## What the task requires
Pick out each line below containing "link".

(Dataset items)

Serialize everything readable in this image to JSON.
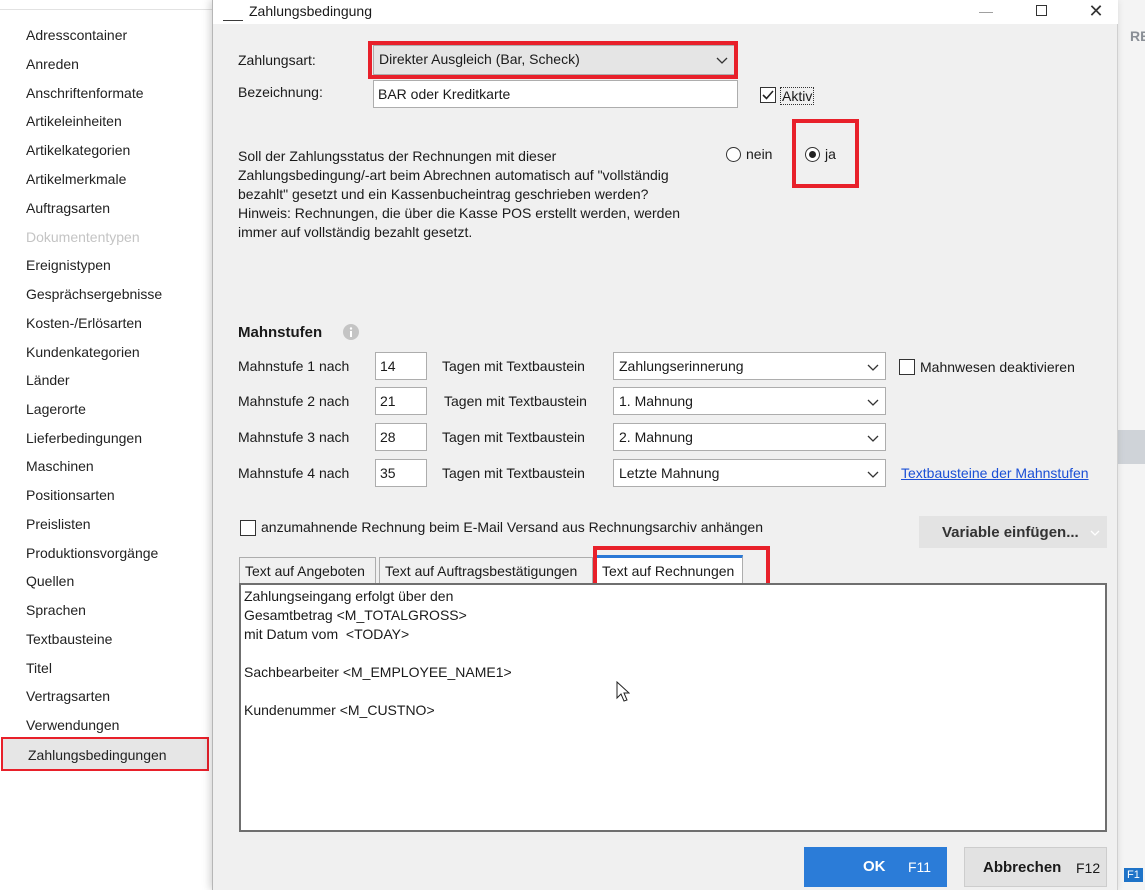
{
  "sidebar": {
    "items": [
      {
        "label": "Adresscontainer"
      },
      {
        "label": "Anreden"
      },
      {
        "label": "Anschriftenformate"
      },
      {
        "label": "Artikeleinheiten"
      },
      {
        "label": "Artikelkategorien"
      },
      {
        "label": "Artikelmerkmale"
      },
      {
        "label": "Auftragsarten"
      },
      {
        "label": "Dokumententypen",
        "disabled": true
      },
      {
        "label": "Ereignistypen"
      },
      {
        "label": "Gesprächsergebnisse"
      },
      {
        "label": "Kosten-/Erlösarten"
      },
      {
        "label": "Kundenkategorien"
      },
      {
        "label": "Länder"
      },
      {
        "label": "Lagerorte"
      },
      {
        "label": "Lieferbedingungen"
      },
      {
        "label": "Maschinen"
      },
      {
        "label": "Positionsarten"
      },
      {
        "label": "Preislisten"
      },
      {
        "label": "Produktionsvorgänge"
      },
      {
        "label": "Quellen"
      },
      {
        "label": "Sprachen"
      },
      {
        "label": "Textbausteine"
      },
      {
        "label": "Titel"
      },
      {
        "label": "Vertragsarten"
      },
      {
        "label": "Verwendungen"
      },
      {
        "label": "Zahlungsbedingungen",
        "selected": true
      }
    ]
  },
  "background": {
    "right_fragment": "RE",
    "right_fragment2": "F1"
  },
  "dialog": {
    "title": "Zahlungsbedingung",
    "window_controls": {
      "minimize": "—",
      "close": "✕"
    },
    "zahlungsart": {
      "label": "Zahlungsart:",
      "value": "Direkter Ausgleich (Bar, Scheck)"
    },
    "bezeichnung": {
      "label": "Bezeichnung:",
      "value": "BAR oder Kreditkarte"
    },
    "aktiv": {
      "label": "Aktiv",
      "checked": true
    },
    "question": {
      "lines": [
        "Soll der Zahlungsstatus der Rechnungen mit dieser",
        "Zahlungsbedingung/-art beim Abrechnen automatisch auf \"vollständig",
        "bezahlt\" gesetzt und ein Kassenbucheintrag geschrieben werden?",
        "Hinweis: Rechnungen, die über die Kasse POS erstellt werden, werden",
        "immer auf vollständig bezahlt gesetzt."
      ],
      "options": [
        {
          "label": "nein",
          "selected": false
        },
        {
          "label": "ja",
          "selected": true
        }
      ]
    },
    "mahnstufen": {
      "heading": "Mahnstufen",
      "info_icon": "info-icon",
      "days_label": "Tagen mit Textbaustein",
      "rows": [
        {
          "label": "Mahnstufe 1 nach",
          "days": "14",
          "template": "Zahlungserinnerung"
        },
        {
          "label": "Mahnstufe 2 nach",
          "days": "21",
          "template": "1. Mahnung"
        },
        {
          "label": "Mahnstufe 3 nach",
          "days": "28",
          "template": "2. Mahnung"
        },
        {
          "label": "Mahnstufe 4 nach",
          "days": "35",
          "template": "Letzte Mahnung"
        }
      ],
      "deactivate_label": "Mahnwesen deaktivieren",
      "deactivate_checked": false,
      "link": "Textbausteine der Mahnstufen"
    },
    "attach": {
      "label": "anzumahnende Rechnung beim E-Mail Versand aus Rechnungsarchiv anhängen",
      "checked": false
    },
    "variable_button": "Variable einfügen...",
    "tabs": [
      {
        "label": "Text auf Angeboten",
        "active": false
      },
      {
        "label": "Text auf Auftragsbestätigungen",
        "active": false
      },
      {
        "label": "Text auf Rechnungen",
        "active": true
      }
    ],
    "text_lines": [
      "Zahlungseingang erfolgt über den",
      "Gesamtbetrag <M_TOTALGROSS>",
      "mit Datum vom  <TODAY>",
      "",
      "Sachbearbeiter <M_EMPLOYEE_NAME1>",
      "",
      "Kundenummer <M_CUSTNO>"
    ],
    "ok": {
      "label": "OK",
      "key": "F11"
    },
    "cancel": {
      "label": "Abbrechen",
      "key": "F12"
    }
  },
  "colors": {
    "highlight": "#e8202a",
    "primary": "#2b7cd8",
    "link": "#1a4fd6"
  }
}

## The output
      "link": "Textbausteine der Mahnstufen"
    "link": "#1a4fd6"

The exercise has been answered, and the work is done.